Exercise details — Every line in the entries that holds "dürfen" should be identified and copied.

Page content records:
%%

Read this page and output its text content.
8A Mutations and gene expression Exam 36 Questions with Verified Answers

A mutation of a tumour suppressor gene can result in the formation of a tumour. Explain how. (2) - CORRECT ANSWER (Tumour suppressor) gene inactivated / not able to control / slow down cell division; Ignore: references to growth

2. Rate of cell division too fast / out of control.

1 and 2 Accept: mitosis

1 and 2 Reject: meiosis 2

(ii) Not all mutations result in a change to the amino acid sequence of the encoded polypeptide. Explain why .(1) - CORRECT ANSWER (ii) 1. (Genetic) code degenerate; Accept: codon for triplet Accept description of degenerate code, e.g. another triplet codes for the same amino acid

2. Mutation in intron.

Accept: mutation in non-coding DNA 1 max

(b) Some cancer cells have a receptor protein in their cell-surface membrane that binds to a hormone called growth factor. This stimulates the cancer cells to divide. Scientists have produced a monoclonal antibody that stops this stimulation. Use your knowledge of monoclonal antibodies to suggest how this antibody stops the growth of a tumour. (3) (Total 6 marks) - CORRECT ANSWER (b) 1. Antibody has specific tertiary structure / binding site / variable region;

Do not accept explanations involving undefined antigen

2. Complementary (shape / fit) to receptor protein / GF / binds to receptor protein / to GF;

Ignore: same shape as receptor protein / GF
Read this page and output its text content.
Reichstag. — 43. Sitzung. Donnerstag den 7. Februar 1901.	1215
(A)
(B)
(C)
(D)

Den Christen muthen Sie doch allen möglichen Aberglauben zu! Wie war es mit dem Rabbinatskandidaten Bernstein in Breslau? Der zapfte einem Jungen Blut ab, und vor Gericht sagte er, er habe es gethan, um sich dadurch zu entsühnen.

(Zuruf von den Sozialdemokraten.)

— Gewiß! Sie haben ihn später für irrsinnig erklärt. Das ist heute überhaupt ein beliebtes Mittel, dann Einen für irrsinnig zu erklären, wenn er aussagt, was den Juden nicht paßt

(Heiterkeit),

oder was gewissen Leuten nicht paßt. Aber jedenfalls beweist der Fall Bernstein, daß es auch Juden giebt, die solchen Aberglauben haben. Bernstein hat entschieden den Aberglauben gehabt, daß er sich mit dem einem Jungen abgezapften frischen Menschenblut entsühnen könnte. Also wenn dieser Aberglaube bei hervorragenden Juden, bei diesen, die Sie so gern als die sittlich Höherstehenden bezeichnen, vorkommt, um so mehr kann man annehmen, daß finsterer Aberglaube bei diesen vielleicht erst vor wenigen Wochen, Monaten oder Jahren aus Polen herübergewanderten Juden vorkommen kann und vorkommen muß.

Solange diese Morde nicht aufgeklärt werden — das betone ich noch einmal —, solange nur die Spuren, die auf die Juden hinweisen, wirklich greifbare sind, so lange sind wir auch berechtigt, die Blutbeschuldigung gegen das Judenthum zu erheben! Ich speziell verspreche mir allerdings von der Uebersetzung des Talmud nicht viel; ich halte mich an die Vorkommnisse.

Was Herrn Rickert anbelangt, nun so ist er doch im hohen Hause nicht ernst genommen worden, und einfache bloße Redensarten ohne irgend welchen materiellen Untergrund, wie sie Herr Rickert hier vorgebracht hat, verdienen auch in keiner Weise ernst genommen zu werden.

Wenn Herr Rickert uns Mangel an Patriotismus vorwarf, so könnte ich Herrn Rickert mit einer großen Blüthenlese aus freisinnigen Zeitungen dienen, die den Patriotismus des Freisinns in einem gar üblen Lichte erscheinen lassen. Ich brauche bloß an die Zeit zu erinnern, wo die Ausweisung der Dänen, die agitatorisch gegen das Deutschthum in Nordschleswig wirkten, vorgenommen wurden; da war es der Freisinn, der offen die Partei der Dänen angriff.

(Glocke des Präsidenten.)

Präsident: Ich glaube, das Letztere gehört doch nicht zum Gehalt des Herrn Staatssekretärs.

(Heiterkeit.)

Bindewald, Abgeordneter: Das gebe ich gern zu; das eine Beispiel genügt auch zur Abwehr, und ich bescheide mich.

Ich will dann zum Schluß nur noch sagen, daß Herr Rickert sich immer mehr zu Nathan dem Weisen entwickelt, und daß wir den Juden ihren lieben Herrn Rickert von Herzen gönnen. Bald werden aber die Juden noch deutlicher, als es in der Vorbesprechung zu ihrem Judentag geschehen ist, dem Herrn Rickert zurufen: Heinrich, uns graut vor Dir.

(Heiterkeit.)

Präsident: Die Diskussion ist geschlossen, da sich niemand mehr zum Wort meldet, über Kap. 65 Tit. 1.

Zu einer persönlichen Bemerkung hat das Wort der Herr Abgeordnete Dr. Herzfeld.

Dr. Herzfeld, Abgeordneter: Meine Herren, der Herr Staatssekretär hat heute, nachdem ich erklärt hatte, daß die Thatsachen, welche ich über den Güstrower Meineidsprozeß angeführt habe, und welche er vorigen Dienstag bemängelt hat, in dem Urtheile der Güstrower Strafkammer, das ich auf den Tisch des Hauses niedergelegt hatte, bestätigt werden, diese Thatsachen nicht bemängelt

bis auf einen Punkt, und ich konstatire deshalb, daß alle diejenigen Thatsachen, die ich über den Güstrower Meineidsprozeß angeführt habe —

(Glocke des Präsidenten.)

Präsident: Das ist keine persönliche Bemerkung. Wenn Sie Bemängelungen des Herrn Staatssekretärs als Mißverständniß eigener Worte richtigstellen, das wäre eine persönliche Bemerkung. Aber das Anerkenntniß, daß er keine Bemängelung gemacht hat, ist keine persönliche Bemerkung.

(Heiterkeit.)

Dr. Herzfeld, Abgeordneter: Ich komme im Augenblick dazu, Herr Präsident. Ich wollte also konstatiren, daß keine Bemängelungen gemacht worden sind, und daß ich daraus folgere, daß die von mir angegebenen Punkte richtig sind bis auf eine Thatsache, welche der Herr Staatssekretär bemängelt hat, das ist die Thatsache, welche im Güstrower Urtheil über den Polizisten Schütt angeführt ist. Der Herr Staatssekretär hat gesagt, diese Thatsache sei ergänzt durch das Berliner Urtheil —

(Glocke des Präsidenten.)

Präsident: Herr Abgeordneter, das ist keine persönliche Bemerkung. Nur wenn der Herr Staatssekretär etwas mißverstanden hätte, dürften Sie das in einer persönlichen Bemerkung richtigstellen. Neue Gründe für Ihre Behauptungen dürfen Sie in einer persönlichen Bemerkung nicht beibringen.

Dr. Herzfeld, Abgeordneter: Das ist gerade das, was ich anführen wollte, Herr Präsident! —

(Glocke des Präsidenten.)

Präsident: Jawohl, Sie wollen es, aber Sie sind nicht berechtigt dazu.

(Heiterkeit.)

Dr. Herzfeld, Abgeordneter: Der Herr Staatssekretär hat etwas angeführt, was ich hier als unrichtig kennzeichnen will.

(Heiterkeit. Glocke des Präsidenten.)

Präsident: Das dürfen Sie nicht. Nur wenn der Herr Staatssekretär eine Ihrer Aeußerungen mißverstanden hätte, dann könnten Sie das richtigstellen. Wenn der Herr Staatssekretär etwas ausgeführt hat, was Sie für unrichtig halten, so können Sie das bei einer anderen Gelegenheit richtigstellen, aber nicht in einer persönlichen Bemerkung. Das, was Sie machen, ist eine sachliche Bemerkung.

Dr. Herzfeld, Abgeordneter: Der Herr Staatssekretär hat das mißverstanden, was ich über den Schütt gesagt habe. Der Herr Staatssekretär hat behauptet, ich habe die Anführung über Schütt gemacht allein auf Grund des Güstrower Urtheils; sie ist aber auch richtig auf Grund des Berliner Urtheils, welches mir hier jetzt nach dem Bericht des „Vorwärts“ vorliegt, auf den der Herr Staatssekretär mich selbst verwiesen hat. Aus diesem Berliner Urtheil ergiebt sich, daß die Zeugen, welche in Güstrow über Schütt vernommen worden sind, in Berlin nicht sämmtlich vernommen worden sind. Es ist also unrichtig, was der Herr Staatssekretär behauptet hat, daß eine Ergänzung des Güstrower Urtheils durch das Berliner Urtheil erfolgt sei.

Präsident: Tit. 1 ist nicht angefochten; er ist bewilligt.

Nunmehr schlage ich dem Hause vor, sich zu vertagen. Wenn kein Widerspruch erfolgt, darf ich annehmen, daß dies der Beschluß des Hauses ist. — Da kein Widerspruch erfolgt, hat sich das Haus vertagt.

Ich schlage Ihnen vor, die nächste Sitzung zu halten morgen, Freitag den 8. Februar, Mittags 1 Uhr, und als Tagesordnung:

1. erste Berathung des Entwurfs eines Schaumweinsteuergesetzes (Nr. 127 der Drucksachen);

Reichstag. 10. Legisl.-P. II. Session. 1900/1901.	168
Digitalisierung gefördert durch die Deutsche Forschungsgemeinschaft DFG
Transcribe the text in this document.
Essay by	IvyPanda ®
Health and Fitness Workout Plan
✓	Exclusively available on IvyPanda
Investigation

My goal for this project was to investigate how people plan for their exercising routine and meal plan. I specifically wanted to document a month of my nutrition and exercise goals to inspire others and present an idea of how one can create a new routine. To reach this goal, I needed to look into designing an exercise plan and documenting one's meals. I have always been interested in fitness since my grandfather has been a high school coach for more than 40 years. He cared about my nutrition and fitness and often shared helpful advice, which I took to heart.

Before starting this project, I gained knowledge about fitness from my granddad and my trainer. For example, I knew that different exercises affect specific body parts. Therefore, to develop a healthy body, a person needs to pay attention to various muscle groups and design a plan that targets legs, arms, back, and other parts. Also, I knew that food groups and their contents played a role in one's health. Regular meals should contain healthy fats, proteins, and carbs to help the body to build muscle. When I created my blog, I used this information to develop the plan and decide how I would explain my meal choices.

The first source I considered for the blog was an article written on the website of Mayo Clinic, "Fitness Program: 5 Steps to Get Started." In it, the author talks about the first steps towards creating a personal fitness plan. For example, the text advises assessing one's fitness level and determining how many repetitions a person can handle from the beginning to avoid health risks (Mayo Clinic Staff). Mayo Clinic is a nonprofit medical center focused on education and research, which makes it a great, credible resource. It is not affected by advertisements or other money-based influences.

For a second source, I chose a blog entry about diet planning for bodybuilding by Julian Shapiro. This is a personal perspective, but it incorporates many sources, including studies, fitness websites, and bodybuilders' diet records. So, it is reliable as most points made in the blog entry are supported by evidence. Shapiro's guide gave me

%%

Answer box —
Präsident: Herr Abgeordneter, das ist keine persönliche Bemerkung. Nur wenn der Herr Staatssekretär etwas mißverstanden hätte, dürften Sie das in einer persönlichen Bemerkung richtigstellen. Neue Gründe für Ihre Behauptungen dürfen Sie in einer persönlichen Bemerkung nicht beibringen.
Präsident: Das dürfen Sie nicht. Nur wenn der Herr Staatssekretär eine Ihrer Aeußerungen mißverstanden hätte, dann könnten Sie das richtigstellen. Wenn der Herr Staatssekretär etwas ausgeführt hat, was Sie für unrichtig halten, so können Sie das bei einer anderen Gelegenheit richtigstellen, aber nicht in einer persönlichen Bemerkung. Das, was Sie machen, ist eine sachliche Bemerkung.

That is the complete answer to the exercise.